• _WORK REQUIRED_:
Reproduce each line of the listing exactly.

• _MATERIAL FOR THIS EXERCISE_:

** begin **

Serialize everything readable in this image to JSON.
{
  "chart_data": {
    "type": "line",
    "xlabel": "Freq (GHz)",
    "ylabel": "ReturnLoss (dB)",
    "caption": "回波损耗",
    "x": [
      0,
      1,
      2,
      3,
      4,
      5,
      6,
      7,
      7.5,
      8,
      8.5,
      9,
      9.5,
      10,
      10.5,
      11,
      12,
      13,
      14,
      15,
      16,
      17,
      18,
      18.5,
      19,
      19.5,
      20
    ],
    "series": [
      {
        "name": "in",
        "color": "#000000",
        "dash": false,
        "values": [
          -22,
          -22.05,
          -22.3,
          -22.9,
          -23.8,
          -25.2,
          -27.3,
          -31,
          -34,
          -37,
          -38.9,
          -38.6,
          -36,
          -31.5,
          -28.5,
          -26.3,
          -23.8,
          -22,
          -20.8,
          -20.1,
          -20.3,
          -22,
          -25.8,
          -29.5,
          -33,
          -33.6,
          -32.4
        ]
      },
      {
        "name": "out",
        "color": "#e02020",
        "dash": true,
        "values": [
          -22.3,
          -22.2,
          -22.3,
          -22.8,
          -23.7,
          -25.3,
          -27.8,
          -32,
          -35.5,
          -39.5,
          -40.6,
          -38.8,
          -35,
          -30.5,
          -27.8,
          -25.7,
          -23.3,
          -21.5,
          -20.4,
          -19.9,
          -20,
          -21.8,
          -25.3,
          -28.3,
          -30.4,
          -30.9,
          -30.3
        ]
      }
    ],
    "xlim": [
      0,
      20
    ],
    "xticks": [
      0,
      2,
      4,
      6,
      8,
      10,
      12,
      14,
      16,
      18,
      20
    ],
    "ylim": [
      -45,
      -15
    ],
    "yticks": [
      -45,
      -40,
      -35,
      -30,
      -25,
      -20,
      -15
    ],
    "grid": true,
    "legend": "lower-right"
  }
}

** end **

• _EXERCISE RESPONSE_:
Serialize everything readable in this image to JSON.
{
  "chart_data": {
    "type": "line",
    "xlabel": "Freq (GHz)",
    "ylabel": "ReturnLoss (dB)",
    "caption": "回波损耗",
    "x": [
      0,
      1,
      2,
      3,
      4,
      5,
      6,
      7,
      7.5,
      8,
      8.5,
      9,
      9.5,
      10,
      10.5,
      11,
      12,
      13,
      14,
      15,
      16,
      17,
      18,
      18.5,
      19,
      19.5,
      20
    ],
    "series": [
      {
        "name": "in",
        "color": "#000000",
        "dash": false,
        "values": [
          -22,
          -22.05,
          -22.3,
          -22.9,
          -23.8,
          -25.2,
          -27.3,
          -31,
          -34,
          -37,
          -38.9,
          -38.6,
          -36,
          -31.5,
          -28.5,
          -26.3,
          -23.8,
          -22,
          -20.8,
          -20.1,
          -20.3,
          -22,
          -25.8,
          -29.5,
          -33,
          -33.6,
          -32.4
        ]
      },
      {
        "name": "out",
        "color": "#e02020",
        "dash": true,
        "values": [
          -22.3,
          -22.2,
          -22.3,
          -22.8,
          -23.7,
          -25.3,
          -27.8,
          -32,
          -35.5,
          -39.5,
          -40.6,
          -38.8,
          -35,
          -30.5,
          -27.8,
          -25.7,
          -23.3,
          -21.5,
          -20.4,
          -19.9,
          -20,
          -21.8,
          -25.3,
          -28.3,
          -30.4,
          -30.9,
          -30.3
        ]
      }
    ],
    "xlim": [
      0,
      20
    ],
    "xticks": [
      0,
      2,
      4,
      6,
      8,
      10,
      12,
      14,
      16,
      18,
      20
    ],
    "ylim": [
      -45,
      -15
    ],
    "yticks": [
      -45,
      -40,
      -35,
      -30,
      -25,
      -20,
      -15
    ],
    "grid": true,
    "legend": "lower-right"
  }
}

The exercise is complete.